All material below is to be reproduced exactly.

===== Recorded information

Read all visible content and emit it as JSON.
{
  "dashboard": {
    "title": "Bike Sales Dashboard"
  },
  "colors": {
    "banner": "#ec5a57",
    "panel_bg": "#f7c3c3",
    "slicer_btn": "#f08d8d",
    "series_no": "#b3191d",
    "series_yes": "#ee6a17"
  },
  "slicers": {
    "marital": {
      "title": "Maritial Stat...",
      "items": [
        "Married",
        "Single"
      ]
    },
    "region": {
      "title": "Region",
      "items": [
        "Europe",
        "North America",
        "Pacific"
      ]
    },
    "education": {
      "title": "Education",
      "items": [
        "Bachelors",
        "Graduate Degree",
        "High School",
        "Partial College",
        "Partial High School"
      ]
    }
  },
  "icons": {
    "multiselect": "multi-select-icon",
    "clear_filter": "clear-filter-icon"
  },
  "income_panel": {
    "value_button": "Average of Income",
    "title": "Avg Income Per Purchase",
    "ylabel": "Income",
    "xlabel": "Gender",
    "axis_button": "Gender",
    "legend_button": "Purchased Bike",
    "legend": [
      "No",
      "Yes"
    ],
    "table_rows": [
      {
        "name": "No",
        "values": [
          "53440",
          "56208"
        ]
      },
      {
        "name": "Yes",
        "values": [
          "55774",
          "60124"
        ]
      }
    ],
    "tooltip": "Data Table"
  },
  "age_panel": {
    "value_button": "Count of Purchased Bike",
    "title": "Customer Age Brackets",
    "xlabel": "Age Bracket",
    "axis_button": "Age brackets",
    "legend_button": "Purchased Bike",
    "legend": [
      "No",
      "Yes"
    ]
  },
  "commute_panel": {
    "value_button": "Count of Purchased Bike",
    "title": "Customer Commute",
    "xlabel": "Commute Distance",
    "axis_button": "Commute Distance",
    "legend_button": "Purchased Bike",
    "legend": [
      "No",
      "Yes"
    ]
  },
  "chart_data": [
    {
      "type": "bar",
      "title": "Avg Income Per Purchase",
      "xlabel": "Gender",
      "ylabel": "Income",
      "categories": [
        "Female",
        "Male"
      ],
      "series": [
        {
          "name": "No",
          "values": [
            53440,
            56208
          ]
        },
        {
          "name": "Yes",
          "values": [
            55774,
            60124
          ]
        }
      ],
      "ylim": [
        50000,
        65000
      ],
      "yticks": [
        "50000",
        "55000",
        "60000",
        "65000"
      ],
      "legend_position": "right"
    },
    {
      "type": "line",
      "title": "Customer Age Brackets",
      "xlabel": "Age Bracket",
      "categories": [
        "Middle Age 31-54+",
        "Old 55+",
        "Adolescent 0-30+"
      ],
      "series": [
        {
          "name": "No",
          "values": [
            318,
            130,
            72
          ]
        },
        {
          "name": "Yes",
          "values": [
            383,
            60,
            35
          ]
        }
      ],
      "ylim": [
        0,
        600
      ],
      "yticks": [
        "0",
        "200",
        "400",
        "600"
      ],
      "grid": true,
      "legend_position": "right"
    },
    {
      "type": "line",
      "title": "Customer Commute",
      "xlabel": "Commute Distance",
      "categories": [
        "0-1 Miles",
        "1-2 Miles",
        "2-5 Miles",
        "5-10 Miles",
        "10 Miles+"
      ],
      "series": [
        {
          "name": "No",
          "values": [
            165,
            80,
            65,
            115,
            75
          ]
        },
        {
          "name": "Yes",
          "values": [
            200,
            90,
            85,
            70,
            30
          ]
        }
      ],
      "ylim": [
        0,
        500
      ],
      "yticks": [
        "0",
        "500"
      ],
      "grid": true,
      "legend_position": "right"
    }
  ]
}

==========

> **Exercise output**
Read all visible content and emit it as JSON.
{
  "dashboard": {
    "title": "Bike Sales Dashboard"
  },
  "colors": {
    "banner": "#ec5a57",
    "panel_bg": "#f7c3c3",
    "slicer_btn": "#f08d8d",
    "series_no": "#b3191d",
    "series_yes": "#ee6a17"
  },
  "slicers": {
    "marital": {
      "title": "Maritial Stat...",
      "items": [
        "Married",
        "Single"
      ]
    },
    "region": {
      "title": "Region",
      "items": [
        "Europe",
        "North America",
        "Pacific"
      ]
    },
    "education": {
      "title": "Education",
      "items": [
        "Bachelors",
        "Graduate Degree",
        "High School",
        "Partial College",
        "Partial High School"
      ]
    }
  },
  "icons": {
    "multiselect": "multi-select-icon",
    "clear_filter": "clear-filter-icon"
  },
  "income_panel": {
    "value_button": "Average of Income",
    "title": "Avg Income Per Purchase",
    "ylabel": "Income",
    "xlabel": "Gender",
    "axis_button": "Gender",
    "legend_button": "Purchased Bike",
    "legend": [
      "No",
      "Yes"
    ],
    "table_rows": [
      {
        "name": "No",
        "values": [
          "53440",
          "56208"
        ]
      },
      {
        "name": "Yes",
        "values": [
          "55774",
          "60124"
        ]
      }
    ],
    "tooltip": "Data Table"
  },
  "age_panel": {
    "value_button": "Count of Purchased Bike",
    "title": "Customer Age Brackets",
    "xlabel": "Age Bracket",
    "axis_button": "Age brackets",
    "legend_button": "Purchased Bike",
    "legend": [
      "No",
      "Yes"
    ]
  },
  "commute_panel": {
    "value_button": "Count of Purchased Bike",
    "title": "Customer Commute",
    "xlabel": "Commute Distance",
    "axis_button": "Commute Distance",
    "legend_button": "Purchased Bike",
    "legend": [
      "No",
      "Yes"
    ]
  },
  "chart_data": [
    {
      "type": "bar",
      "title": "Avg Income Per Purchase",
      "xlabel": "Gender",
      "ylabel": "Income",
      "categories": [
        "Female",
        "Male"
      ],
      "series": [
        {
          "name": "No",
          "values": [
            53440,
            56208
          ]
        },
        {
          "name": "Yes",
          "values": [
            55774,
            60124
          ]
        }
      ],
      "ylim": [
        50000,
        65000
      ],
      "yticks": [
        "50000",
        "55000",
        "60000",
        "65000"
      ],
      "legend_position": "right"
    },
    {
      "type": "line",
      "title": "Customer Age Brackets",
      "xlabel": "Age Bracket",
      "categories": [
        "Middle Age 31-54+",
        "Old 55+",
        "Adolescent 0-30+"
      ],
      "series": [
        {
          "name": "No",
          "values": [
            318,
            130,
            72
          ]
        },
        {
          "name": "Yes",
          "values": [
            383,
            60,
            35
          ]
        }
      ],
      "ylim": [
        0,
        600
      ],
      "yticks": [
        "0",
        "200",
        "400",
        "600"
      ],
      "grid": true,
      "legend_position": "right"
    },
    {
      "type": "line",
      "title": "Customer Commute",
      "xlabel": "Commute Distance",
      "categories": [
        "0-1 Miles",
        "1-2 Miles",
        "2-5 Miles",
        "5-10 Miles",
        "10 Miles+"
      ],
      "series": [
        {
          "name": "No",
          "values": [
            165,
            80,
            65,
            115,
            75
          ]
        },
        {
          "name": "Yes",
          "values": [
            200,
            90,
            85,
            70,
            30
          ]
        }
      ],
      "ylim": [
        0,
        500
      ],
      "yticks": [
        "0",
        "500"
      ],
      "grid": true,
      "legend_position": "right"
    }
  ]
}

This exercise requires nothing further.